AVAILABLE DATA:
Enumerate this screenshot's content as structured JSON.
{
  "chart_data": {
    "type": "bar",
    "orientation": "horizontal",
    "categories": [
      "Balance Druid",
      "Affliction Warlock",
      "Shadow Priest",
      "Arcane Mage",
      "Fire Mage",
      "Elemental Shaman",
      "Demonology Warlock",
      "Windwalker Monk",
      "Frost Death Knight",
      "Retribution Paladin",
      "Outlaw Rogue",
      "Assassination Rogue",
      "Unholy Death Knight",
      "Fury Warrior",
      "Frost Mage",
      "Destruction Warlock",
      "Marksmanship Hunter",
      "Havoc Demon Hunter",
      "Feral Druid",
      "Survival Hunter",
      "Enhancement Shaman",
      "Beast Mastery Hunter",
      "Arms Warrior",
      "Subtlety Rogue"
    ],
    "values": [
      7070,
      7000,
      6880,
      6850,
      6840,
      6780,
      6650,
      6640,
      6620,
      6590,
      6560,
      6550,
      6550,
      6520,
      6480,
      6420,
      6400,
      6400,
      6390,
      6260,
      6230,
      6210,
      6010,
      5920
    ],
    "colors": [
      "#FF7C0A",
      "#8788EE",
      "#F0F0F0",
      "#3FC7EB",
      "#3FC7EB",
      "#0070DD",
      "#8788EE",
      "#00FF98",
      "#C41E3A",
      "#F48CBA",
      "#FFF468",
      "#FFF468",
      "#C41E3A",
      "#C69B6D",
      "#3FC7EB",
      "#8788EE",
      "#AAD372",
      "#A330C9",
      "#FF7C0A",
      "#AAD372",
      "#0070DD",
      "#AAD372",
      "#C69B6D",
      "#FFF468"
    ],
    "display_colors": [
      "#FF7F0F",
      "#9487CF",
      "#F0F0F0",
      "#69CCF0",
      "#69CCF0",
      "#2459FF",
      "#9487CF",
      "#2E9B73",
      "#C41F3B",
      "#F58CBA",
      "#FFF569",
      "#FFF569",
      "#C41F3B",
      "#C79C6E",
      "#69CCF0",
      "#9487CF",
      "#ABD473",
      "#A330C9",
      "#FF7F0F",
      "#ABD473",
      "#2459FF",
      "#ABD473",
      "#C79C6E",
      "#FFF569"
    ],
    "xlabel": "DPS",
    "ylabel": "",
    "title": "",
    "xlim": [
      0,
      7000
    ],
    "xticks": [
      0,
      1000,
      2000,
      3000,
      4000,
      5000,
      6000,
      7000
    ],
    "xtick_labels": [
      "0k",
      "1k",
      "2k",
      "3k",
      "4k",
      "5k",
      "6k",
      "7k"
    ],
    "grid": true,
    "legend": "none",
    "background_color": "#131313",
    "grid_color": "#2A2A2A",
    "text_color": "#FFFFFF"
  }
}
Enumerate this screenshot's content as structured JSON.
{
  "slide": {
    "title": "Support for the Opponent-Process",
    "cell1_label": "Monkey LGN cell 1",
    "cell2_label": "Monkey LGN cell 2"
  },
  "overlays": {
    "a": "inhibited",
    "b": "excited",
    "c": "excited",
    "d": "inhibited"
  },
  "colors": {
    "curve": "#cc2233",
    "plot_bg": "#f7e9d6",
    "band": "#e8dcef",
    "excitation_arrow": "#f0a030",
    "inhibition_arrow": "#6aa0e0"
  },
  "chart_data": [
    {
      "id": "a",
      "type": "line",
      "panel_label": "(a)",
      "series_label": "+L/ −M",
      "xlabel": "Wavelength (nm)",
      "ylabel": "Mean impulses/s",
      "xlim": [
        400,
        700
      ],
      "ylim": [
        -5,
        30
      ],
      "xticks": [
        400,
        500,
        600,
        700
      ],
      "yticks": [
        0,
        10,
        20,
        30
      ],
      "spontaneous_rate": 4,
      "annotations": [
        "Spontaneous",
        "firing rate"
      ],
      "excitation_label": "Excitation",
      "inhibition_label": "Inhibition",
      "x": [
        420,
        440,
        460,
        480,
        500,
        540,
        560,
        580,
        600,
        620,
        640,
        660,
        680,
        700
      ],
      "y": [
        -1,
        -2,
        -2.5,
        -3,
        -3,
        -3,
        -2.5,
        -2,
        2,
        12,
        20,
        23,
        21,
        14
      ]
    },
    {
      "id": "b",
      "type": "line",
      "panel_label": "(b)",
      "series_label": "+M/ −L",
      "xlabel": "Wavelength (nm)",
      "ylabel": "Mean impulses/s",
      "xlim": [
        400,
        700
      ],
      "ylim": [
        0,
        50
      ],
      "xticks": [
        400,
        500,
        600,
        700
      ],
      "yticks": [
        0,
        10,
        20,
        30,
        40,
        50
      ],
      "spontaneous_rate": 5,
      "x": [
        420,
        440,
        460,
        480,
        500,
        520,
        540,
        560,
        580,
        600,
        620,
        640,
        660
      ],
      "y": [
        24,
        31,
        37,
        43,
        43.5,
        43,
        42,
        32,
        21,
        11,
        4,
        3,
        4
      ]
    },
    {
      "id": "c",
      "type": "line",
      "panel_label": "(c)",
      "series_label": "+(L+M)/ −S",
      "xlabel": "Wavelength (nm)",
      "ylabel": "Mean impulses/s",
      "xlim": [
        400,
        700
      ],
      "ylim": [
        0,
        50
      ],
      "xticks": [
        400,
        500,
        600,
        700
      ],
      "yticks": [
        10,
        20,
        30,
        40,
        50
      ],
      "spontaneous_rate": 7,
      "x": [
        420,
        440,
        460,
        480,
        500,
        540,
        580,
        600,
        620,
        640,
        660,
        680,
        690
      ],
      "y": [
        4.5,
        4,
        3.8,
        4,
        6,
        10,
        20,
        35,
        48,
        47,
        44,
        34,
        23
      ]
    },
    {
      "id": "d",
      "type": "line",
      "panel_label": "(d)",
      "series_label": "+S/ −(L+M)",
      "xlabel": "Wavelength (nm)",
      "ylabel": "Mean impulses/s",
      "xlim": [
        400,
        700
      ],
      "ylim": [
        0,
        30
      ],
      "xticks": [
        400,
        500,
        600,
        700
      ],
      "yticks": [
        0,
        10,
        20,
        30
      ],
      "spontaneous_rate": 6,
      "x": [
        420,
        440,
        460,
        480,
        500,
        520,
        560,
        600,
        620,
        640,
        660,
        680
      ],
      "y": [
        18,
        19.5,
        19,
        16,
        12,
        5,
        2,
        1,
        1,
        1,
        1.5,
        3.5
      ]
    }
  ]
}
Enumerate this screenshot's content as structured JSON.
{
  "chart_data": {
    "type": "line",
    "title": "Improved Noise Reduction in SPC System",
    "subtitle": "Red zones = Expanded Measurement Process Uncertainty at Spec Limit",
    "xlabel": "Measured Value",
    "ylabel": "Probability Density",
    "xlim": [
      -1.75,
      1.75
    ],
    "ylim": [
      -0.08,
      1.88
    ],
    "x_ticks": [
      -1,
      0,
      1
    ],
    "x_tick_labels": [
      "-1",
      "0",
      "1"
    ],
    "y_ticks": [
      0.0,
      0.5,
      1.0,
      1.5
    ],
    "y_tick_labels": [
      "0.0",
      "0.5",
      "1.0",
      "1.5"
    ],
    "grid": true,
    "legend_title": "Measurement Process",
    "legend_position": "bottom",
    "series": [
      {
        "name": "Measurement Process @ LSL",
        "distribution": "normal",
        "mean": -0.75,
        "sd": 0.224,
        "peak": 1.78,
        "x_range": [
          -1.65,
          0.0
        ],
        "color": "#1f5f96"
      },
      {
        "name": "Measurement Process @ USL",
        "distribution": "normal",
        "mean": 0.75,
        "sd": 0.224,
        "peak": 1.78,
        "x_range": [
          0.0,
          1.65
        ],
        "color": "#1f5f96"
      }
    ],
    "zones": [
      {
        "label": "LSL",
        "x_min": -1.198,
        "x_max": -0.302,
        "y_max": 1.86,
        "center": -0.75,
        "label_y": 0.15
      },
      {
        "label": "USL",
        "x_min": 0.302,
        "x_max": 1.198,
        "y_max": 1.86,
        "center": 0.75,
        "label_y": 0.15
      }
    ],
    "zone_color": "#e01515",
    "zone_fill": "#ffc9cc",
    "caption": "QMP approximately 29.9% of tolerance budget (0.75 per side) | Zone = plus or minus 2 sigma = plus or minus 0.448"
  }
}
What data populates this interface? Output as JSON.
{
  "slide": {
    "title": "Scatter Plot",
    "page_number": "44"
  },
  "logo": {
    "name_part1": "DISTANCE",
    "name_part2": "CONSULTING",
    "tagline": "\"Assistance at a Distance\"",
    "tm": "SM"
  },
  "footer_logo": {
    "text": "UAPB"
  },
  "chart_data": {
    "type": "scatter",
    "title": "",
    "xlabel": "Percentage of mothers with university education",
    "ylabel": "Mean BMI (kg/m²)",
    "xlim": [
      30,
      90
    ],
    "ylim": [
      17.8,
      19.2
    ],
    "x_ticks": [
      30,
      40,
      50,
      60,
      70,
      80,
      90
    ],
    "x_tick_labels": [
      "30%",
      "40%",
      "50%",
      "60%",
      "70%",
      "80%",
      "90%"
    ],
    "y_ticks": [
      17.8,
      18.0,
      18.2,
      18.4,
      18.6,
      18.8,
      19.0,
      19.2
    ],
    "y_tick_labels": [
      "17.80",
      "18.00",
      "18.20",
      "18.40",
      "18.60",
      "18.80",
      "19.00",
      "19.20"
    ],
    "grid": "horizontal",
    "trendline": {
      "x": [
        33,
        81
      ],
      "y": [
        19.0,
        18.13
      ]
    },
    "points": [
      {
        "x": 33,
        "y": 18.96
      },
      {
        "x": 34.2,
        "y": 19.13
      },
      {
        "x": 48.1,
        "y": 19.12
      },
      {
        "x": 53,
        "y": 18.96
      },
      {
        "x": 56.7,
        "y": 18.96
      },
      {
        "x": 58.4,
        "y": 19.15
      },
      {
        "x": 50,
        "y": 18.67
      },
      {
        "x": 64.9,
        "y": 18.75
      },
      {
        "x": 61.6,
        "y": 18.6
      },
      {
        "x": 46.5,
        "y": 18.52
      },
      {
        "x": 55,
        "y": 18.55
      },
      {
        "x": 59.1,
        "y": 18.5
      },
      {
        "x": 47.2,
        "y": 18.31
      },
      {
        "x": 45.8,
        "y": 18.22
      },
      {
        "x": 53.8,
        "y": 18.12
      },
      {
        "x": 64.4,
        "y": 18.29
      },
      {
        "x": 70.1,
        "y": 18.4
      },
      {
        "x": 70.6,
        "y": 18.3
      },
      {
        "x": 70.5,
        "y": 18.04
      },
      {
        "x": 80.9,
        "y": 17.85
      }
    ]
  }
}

GIVEN REQUEST:
Identify which lines contain the word "Monkey" and copy each one.

SOLUTION FOR THIS EXERCISE:
    "cell1_label": "Monkey LGN cell 1",
    "cell2_label": "Monkey LGN cell 2"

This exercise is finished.